begin SUPPLIED DATA
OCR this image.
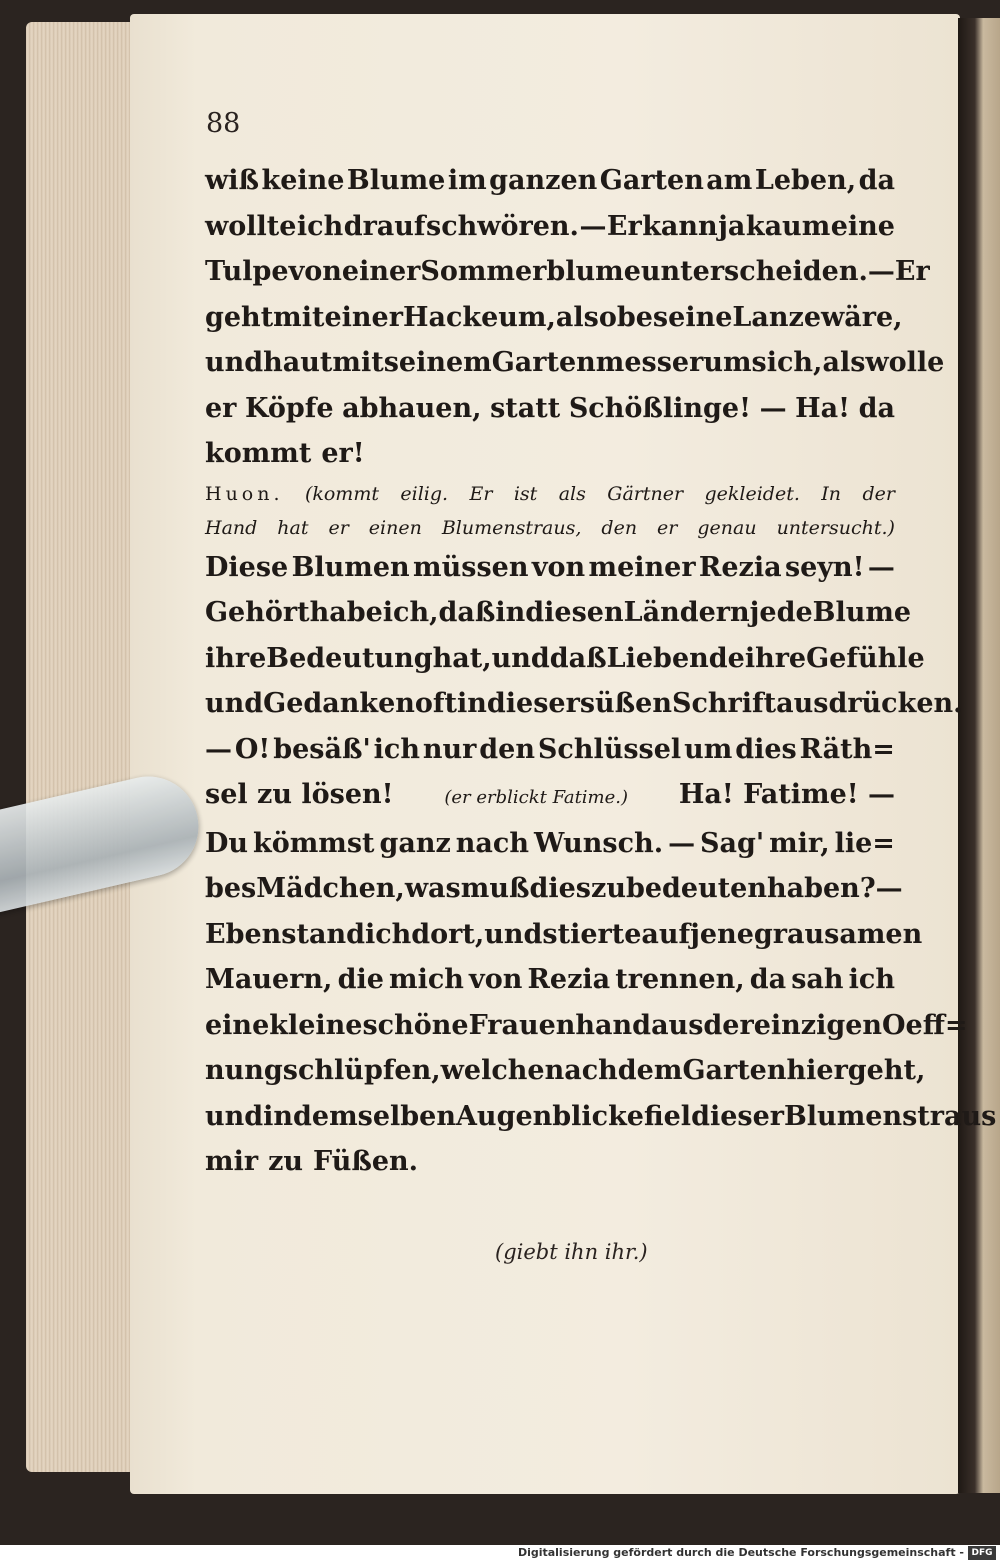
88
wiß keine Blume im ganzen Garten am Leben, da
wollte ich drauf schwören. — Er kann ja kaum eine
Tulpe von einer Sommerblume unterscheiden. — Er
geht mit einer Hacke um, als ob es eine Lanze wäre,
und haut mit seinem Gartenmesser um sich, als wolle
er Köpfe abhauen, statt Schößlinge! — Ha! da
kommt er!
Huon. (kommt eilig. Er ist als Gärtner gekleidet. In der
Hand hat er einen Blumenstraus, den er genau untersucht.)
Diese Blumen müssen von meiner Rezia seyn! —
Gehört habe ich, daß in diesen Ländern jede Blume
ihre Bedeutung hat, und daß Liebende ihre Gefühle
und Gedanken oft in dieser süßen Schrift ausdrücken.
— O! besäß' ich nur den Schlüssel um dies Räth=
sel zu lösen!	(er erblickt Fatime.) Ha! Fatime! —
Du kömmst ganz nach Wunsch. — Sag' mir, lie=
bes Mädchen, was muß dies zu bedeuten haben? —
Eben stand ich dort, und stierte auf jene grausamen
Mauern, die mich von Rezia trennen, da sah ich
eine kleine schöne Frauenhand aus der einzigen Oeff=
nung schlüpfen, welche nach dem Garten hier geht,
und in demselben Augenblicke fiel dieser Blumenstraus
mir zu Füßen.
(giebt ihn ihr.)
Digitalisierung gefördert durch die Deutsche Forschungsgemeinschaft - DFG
end SUPPLIED DATA
▶ [SHORT PROBLEM]:
Each line of the data is to be duplicated exactly; pictures stay out of the copy.

▶ [RESULT]:
OCR this image.
88
wiß keine Blume im ganzen Garten am Leben, da
wollte ich drauf schwören. — Er kann ja kaum eine
Tulpe von einer Sommerblume unterscheiden. — Er
geht mit einer Hacke um, als ob es eine Lanze wäre,
und haut mit seinem Gartenmesser um sich, als wolle
er Köpfe abhauen, statt Schößlinge! — Ha! da
kommt er!
Huon. (kommt eilig. Er ist als Gärtner gekleidet. In der
Hand hat er einen Blumenstraus, den er genau untersucht.)
Diese Blumen müssen von meiner Rezia seyn! —
Gehört habe ich, daß in diesen Ländern jede Blume
ihre Bedeutung hat, und daß Liebende ihre Gefühle
und Gedanken oft in dieser süßen Schrift ausdrücken.
— O! besäß' ich nur den Schlüssel um dies Räth=
sel zu lösen!	(er erblickt Fatime.) Ha! Fatime! —
Du kömmst ganz nach Wunsch. — Sag' mir, lie=
bes Mädchen, was muß dies zu bedeuten haben? —
Eben stand ich dort, und stierte auf jene grausamen
Mauern, die mich von Rezia trennen, da sah ich
eine kleine schöne Frauenhand aus der einzigen Oeff=
nung schlüpfen, welche nach dem Garten hier geht,
und in demselben Augenblicke fiel dieser Blumenstraus
mir zu Füßen.
(giebt ihn ihr.)
Digitalisierung gefördert durch die Deutsche Forschungsgemeinschaft - DFG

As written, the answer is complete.